• [EXERCISE INSTRUCTIONS] Find the lines with "JSON" in them and copy them out.

• [SUPPLIED RECORDS]
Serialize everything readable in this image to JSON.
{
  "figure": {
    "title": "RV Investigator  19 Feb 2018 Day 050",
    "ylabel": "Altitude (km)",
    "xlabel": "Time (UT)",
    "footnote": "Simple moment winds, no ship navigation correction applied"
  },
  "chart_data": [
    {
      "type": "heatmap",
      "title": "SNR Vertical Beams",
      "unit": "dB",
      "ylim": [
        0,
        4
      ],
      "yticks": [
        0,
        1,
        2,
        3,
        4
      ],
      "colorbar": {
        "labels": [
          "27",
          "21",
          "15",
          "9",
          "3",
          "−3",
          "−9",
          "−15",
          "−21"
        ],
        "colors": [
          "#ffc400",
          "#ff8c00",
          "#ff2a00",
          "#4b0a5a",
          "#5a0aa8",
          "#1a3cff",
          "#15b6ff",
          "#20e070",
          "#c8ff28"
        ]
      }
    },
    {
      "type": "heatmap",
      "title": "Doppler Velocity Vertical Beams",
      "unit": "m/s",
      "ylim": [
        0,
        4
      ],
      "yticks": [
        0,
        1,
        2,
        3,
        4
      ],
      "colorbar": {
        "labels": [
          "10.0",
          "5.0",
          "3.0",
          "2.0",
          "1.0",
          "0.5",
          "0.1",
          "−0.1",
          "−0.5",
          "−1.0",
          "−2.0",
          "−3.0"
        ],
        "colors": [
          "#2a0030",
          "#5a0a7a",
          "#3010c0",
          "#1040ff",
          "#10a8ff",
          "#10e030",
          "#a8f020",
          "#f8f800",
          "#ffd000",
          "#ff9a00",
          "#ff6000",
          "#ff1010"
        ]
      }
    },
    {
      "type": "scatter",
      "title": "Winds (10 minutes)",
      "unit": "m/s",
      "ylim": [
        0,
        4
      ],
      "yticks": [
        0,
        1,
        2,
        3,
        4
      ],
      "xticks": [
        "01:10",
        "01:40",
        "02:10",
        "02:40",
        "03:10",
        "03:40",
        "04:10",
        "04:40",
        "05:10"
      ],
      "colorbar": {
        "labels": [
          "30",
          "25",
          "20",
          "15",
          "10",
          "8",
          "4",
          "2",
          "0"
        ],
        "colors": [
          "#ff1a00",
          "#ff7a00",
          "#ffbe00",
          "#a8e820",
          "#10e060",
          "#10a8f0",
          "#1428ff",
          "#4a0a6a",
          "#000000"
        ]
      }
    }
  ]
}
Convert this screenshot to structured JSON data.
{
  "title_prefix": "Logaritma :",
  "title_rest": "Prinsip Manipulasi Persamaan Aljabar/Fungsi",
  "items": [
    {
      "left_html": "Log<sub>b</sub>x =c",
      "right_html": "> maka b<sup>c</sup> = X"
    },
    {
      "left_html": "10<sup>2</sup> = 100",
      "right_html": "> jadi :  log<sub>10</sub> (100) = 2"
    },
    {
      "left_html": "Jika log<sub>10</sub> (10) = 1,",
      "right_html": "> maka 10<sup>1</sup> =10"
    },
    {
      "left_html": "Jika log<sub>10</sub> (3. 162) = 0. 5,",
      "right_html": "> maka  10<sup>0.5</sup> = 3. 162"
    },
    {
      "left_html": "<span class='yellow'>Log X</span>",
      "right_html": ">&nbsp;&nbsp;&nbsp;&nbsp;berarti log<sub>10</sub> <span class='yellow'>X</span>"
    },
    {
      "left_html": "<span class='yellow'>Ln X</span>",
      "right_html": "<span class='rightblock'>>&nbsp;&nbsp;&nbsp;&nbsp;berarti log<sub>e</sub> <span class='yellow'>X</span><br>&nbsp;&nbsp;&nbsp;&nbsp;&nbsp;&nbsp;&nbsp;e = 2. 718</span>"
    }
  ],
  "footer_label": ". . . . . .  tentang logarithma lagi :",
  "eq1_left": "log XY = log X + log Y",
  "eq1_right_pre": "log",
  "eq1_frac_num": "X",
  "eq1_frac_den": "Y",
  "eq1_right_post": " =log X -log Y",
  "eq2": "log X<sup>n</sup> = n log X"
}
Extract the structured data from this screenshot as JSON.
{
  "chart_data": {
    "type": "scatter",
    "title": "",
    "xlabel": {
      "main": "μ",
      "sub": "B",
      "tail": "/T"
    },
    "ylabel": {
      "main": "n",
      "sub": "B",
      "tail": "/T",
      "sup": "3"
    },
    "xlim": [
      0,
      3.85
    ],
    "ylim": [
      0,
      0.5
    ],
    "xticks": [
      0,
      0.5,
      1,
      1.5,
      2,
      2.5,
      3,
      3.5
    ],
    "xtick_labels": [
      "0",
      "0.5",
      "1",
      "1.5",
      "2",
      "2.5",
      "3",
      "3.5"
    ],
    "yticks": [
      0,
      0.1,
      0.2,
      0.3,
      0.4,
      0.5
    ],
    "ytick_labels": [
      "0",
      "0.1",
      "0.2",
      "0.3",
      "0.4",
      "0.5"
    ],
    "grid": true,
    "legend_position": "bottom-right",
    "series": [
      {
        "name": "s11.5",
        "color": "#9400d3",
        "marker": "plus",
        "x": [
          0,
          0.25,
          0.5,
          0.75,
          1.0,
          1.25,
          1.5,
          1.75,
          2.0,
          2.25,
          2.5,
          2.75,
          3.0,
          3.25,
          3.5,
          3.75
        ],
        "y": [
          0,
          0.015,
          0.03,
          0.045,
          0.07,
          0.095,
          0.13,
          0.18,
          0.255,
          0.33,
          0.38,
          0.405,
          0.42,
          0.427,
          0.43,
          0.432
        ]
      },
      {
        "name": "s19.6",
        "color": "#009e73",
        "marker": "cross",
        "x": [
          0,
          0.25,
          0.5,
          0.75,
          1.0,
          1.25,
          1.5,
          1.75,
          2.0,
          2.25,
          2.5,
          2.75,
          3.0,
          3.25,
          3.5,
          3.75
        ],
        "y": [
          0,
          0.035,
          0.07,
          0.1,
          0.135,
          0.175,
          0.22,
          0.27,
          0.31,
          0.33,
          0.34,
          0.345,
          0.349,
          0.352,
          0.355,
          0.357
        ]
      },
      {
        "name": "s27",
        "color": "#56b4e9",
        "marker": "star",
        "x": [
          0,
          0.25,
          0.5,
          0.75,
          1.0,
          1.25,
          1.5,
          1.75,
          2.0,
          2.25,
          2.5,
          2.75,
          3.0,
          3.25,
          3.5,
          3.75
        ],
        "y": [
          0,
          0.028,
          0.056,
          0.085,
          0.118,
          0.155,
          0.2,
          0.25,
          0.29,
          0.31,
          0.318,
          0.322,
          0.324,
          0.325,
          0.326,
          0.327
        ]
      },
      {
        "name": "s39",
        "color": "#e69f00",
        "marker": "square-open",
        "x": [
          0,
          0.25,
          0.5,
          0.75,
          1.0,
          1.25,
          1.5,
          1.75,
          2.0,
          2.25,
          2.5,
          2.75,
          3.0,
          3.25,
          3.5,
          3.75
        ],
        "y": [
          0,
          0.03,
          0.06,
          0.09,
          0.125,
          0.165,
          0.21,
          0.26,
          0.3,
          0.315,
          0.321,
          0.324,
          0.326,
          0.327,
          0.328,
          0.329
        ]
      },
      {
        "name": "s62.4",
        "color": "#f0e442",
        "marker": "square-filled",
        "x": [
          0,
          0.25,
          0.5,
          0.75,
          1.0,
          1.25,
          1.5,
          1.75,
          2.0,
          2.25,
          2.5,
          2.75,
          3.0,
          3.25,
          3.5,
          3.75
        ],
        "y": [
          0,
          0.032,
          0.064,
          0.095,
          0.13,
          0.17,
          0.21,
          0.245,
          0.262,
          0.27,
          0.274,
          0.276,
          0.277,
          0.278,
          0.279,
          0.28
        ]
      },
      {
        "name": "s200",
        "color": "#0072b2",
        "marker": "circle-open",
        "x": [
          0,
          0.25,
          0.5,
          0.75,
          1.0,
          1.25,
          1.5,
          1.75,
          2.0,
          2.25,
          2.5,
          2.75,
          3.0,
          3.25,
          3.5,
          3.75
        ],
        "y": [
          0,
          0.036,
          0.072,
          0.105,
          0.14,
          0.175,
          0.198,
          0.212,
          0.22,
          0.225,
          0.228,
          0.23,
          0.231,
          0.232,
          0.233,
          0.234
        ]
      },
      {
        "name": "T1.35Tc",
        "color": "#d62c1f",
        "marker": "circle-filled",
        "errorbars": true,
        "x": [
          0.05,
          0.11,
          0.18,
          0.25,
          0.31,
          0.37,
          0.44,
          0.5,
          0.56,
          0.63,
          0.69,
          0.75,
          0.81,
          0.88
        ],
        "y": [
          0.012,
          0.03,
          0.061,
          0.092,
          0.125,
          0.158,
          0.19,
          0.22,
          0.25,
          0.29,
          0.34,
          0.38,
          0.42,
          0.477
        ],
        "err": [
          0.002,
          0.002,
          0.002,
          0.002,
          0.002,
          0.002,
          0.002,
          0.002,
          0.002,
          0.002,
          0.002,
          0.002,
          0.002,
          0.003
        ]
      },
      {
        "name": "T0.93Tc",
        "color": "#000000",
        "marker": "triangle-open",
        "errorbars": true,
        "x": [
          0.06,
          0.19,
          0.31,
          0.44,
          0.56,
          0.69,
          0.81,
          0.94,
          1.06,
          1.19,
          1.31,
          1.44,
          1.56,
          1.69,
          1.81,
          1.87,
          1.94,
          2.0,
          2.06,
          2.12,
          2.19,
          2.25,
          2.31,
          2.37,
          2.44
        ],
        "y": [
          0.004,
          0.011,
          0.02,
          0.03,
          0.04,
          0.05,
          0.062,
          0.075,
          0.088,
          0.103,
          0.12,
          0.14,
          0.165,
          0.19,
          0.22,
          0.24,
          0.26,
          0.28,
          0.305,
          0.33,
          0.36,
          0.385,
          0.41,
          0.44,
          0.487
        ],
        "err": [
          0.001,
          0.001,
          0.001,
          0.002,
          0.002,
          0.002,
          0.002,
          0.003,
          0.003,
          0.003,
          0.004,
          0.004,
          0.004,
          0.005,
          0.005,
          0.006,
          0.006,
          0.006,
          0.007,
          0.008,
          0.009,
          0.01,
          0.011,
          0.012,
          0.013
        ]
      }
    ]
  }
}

• [ANSWER TO THE TASK]
Serialize everything readable in this image to JSON.
Convert this screenshot to structured JSON data.
Extract the structured data from this screenshot as JSON.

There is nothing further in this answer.